REQUEST:
Of the lines in the data below, count the ones holding the string "subtitle", and answer with that number only.

━━━

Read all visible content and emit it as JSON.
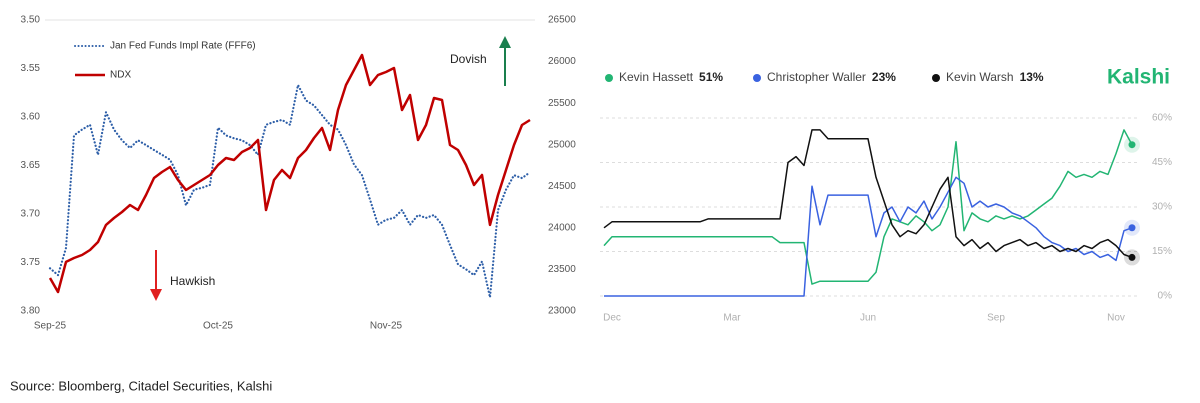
{
  "chart_data": [
    {
      "type": "line",
      "categories": [
        "Sep-25",
        null,
        null,
        null,
        null,
        null,
        null,
        null,
        null,
        null,
        null,
        null,
        null,
        null,
        null,
        null,
        null,
        null,
        null,
        null,
        null,
        "Oct-25",
        null,
        null,
        null,
        null,
        null,
        null,
        null,
        null,
        null,
        null,
        null,
        null,
        null,
        null,
        null,
        null,
        null,
        null,
        null,
        null,
        "Nov-25",
        null,
        null,
        null,
        null,
        null,
        null,
        null,
        null,
        null,
        null,
        null,
        null,
        null,
        null,
        null,
        null,
        null,
        null
      ],
      "series": [
        {
          "name": "Jan Fed Funds Impl Rate (FFF6)",
          "color": "#2e5fa8",
          "style": "dotted",
          "values": [
            3.756,
            3.763,
            3.735,
            3.619,
            3.613,
            3.608,
            3.639,
            3.595,
            3.613,
            3.624,
            3.632,
            3.624,
            3.629,
            3.634,
            3.639,
            3.644,
            3.66,
            3.691,
            3.675,
            3.673,
            3.67,
            3.611,
            3.619,
            3.622,
            3.624,
            3.629,
            3.639,
            3.608,
            3.605,
            3.603,
            3.608,
            3.567,
            3.583,
            3.588,
            3.598,
            3.608,
            3.613,
            3.629,
            3.649,
            3.66,
            3.685,
            3.711,
            3.706,
            3.704,
            3.696,
            3.711,
            3.701,
            3.704,
            3.701,
            3.711,
            3.732,
            3.752,
            3.757,
            3.763,
            3.749,
            3.786,
            3.696,
            3.675,
            3.66,
            3.663,
            3.657
          ]
        },
        {
          "name": "NDX",
          "color": "#c00000",
          "style": "solid",
          "axis": "y2",
          "values": [
            23397,
            23229,
            23590,
            23638,
            23674,
            23734,
            23830,
            24035,
            24119,
            24191,
            24275,
            24215,
            24395,
            24600,
            24672,
            24732,
            24576,
            24455,
            24515,
            24576,
            24636,
            24756,
            24840,
            24816,
            24912,
            24960,
            25057,
            24215,
            24576,
            24696,
            24600,
            24840,
            24936,
            25081,
            25201,
            24936,
            25418,
            25718,
            25899,
            26079,
            25718,
            25838,
            25875,
            25923,
            25418,
            25598,
            25057,
            25237,
            25562,
            25538,
            24997,
            24936,
            24756,
            24515,
            24636,
            24035,
            24395,
            24696,
            24997,
            25237,
            25297
          ]
        }
      ],
      "ylim": [
        3.8,
        3.5
      ],
      "yticks": [
        {
          "value": 3.5,
          "label": "3.50"
        },
        3.55,
        {
          "value": 3.6,
          "label": "3.60"
        },
        3.65,
        {
          "value": 3.7,
          "label": "3.70"
        },
        3.75,
        {
          "value": 3.8,
          "label": "3.80"
        }
      ],
      "y2lim": [
        23000,
        26500
      ],
      "y2ticks": [
        23000,
        23500,
        24000,
        24500,
        25000,
        25500,
        26000,
        26500
      ],
      "grid": false,
      "legend": "upper left",
      "annotations": [
        "Dovish",
        "Hawkish"
      ]
    },
    {
      "type": "line",
      "brand": "Kalshi",
      "categories": [
        null,
        "Dec",
        null,
        null,
        null,
        null,
        null,
        null,
        null,
        null,
        null,
        null,
        null,
        null,
        null,
        null,
        "Mar",
        null,
        null,
        null,
        null,
        null,
        null,
        null,
        null,
        null,
        null,
        null,
        null,
        null,
        null,
        null,
        null,
        "Jun",
        null,
        null,
        null,
        null,
        null,
        null,
        null,
        null,
        null,
        null,
        null,
        null,
        null,
        null,
        null,
        "Sep",
        null,
        null,
        null,
        null,
        null,
        null,
        null,
        null,
        null,
        null,
        null,
        null,
        null,
        null,
        "Nov",
        null,
        null
      ],
      "series": [
        {
          "name": "Kevin Hassett",
          "color": "#22b573",
          "legend_value": {
            "value": 51,
            "label": "51%"
          },
          "values": [
            17,
            20,
            20,
            20,
            20,
            20,
            20,
            20,
            20,
            20,
            20,
            20,
            20,
            20,
            20,
            20,
            20,
            20,
            20,
            20,
            20,
            20,
            18,
            18,
            18,
            18,
            4,
            5,
            5,
            5,
            5,
            5,
            5,
            5,
            8,
            20,
            26,
            25,
            24,
            27,
            25,
            22,
            24,
            30,
            52,
            22,
            28,
            26,
            25,
            27,
            26,
            27,
            26,
            27,
            29,
            31,
            33,
            37,
            42,
            40,
            41,
            40,
            42,
            41,
            48,
            56,
            51
          ]
        },
        {
          "name": "Christopher Waller",
          "color": "#3a62e0",
          "legend_value": {
            "value": 23,
            "label": "23%"
          },
          "values": [
            0,
            0,
            0,
            0,
            0,
            0,
            0,
            0,
            0,
            0,
            0,
            0,
            0,
            0,
            0,
            0,
            0,
            0,
            0,
            0,
            0,
            0,
            0,
            0,
            0,
            0,
            37,
            24,
            34,
            34,
            34,
            34,
            34,
            34,
            20,
            28,
            30,
            25,
            30,
            28,
            32,
            26,
            30,
            35,
            40,
            38,
            30,
            32,
            30,
            31,
            30,
            28,
            27,
            25,
            23,
            20,
            18,
            17,
            15,
            16,
            14,
            15,
            13,
            14,
            12,
            22,
            23
          ]
        },
        {
          "name": "Kevin Warsh",
          "color": "#111111",
          "legend_value": {
            "value": 13,
            "label": "13%"
          },
          "values": [
            23,
            25,
            25,
            25,
            25,
            25,
            25,
            25,
            25,
            25,
            25,
            25,
            25,
            26,
            26,
            26,
            26,
            26,
            26,
            26,
            26,
            26,
            26,
            45,
            47,
            44,
            56,
            56,
            53,
            53,
            53,
            53,
            53,
            53,
            40,
            32,
            24,
            20,
            22,
            21,
            24,
            30,
            36,
            40,
            20,
            17,
            19,
            16,
            18,
            15,
            17,
            18,
            19,
            17,
            18,
            16,
            17,
            15,
            16,
            15,
            17,
            16,
            18,
            19,
            17,
            14,
            13
          ]
        }
      ],
      "ylim": [
        0,
        60
      ],
      "yticks": [
        {
          "value": 0,
          "label": "0%"
        },
        {
          "value": 15,
          "label": "15%"
        },
        {
          "value": 30,
          "label": "30%"
        },
        {
          "value": 45,
          "label": "45%"
        },
        {
          "value": 60,
          "label": "60%"
        }
      ],
      "grid": true,
      "yaxis_side": "right",
      "legend": "top"
    }
  ],
  "source": "Source: Bloomberg, Citadel Securities, Kalshi"
}
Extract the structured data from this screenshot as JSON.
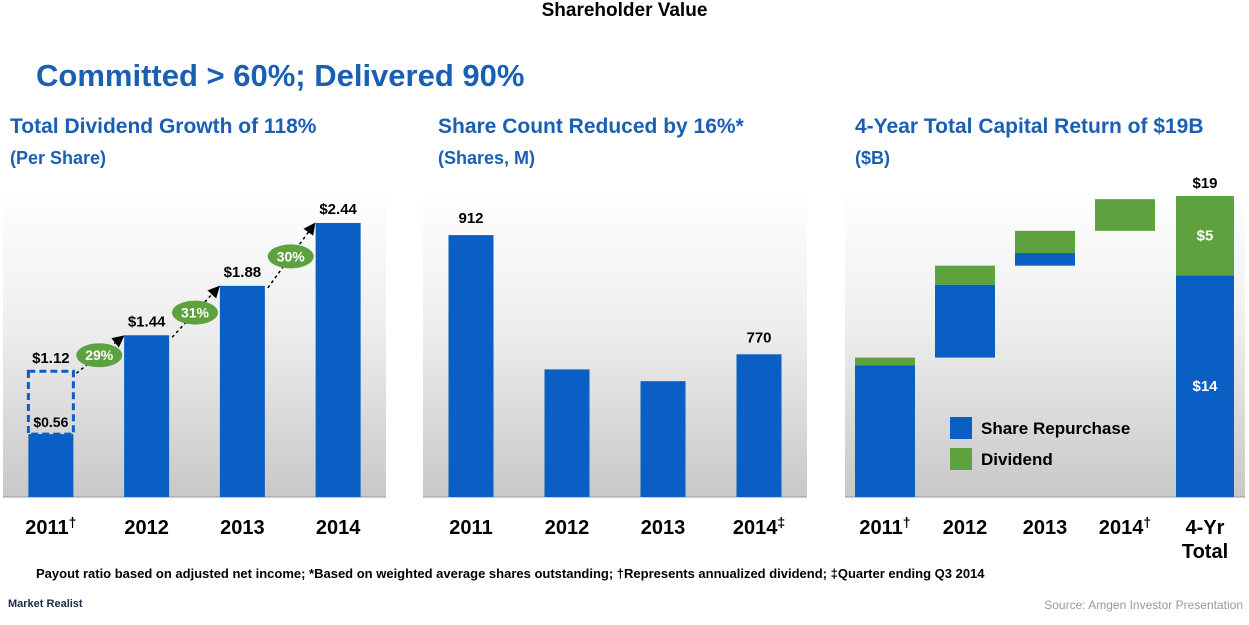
{
  "header": {
    "top_title": "Shareholder Value",
    "headline": "Committed > 60%; Delivered 90%"
  },
  "chart_data": [
    {
      "type": "bar",
      "title": "Total Dividend Growth of 118%",
      "subtitle": "(Per Share)",
      "categories": [
        "2011",
        "2012",
        "2013",
        "2014"
      ],
      "category_marks": [
        "†",
        "",
        "",
        ""
      ],
      "values": [
        1.12,
        1.44,
        1.88,
        2.44
      ],
      "value_labels": [
        "$1.12",
        "$1.44",
        "$1.88",
        "$2.44"
      ],
      "actual_2011_value": 0.56,
      "actual_2011_label": "$0.56",
      "growth_labels": [
        "29%",
        "31%",
        "30%"
      ],
      "ylim": [
        0,
        2.6
      ],
      "colors": {
        "bar": "#0a5fc4",
        "growth": "#5ea13f"
      }
    },
    {
      "type": "bar",
      "title": "Share Count Reduced by 16%*",
      "subtitle": "(Shares, M)",
      "categories": [
        "2011",
        "2012",
        "2013",
        "2014"
      ],
      "category_marks": [
        "",
        "",
        "",
        "‡"
      ],
      "values": [
        912,
        752,
        738,
        770
      ],
      "value_labels": [
        "912",
        "",
        "",
        "770"
      ],
      "ylim": [
        600,
        930
      ],
      "colors": {
        "bar": "#0a5fc4"
      }
    },
    {
      "type": "bar",
      "title": "4-Year Total Capital Return of $19B",
      "subtitle": "($B)",
      "categories": [
        "2011",
        "2012",
        "2013",
        "2014",
        "4-Yr\nTotal"
      ],
      "category_marks": [
        "†",
        "",
        "",
        "†",
        ""
      ],
      "series": [
        {
          "name": "Share Repurchase",
          "values": [
            8.3,
            4.6,
            0.8,
            0.0,
            14
          ]
        },
        {
          "name": "Dividend",
          "values": [
            0.5,
            1.2,
            1.4,
            2.0,
            5
          ]
        }
      ],
      "total_label": "$19",
      "segment_labels": {
        "repurchase": "$14",
        "dividend": "$5"
      },
      "ylim": [
        0,
        19
      ],
      "legend": "bottom-right",
      "colors": {
        "repurchase": "#0a5fc4",
        "dividend": "#5ea13f"
      }
    }
  ],
  "footnote": "Payout ratio based on adjusted net income; *Based on weighted average shares outstanding; †Represents annualized dividend; ‡Quarter ending Q3 2014",
  "brand": "Market Realist",
  "source": "Source: Amgen Investor Presentation"
}
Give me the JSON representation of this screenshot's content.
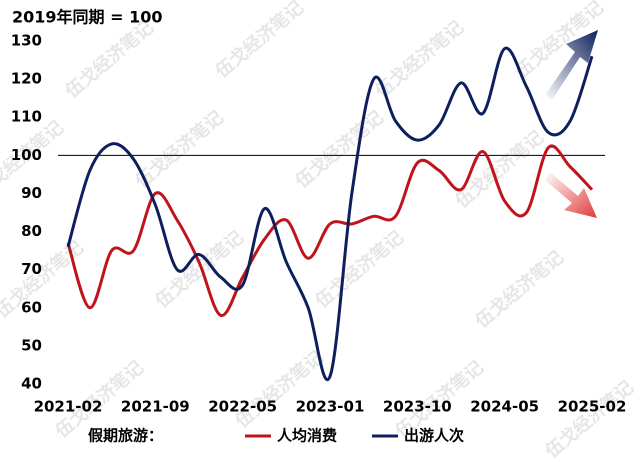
{
  "chart_data": {
    "type": "line",
    "y_axis_title": "2019年同期 = 100",
    "legend_title": "假期旅游：",
    "watermark": "伍戈经济笔记",
    "categories": [
      "2021-02",
      null,
      null,
      null,
      "2021-09",
      null,
      null,
      null,
      "2022-05",
      null,
      null,
      null,
      "2023-01",
      null,
      null,
      null,
      "2023-10",
      null,
      null,
      null,
      "2024-05",
      null,
      null,
      null,
      "2025-02"
    ],
    "series": [
      {
        "name": "人均消费",
        "color": "#c0141c",
        "values": [
          77,
          60,
          75,
          75,
          90,
          83,
          72,
          58,
          68,
          78,
          83,
          73,
          82,
          82,
          84,
          84,
          98,
          96,
          91,
          101,
          88,
          85,
          102,
          97,
          91
        ]
      },
      {
        "name": "出游人次",
        "color": "#0d1f5c",
        "values": [
          76,
          96,
          103,
          99,
          87,
          70,
          74,
          68,
          66,
          86,
          72,
          60,
          42,
          90,
          120,
          109,
          104,
          108,
          119,
          111,
          128,
          118,
          106,
          109,
          126
        ]
      }
    ],
    "ylim": [
      40,
      130
    ],
    "yticks": [
      40,
      50,
      60,
      70,
      80,
      90,
      100,
      110,
      120,
      130
    ],
    "reference_line": 100,
    "grid": false,
    "legend": "bottom"
  }
}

━━━

FINISHED TASK:
3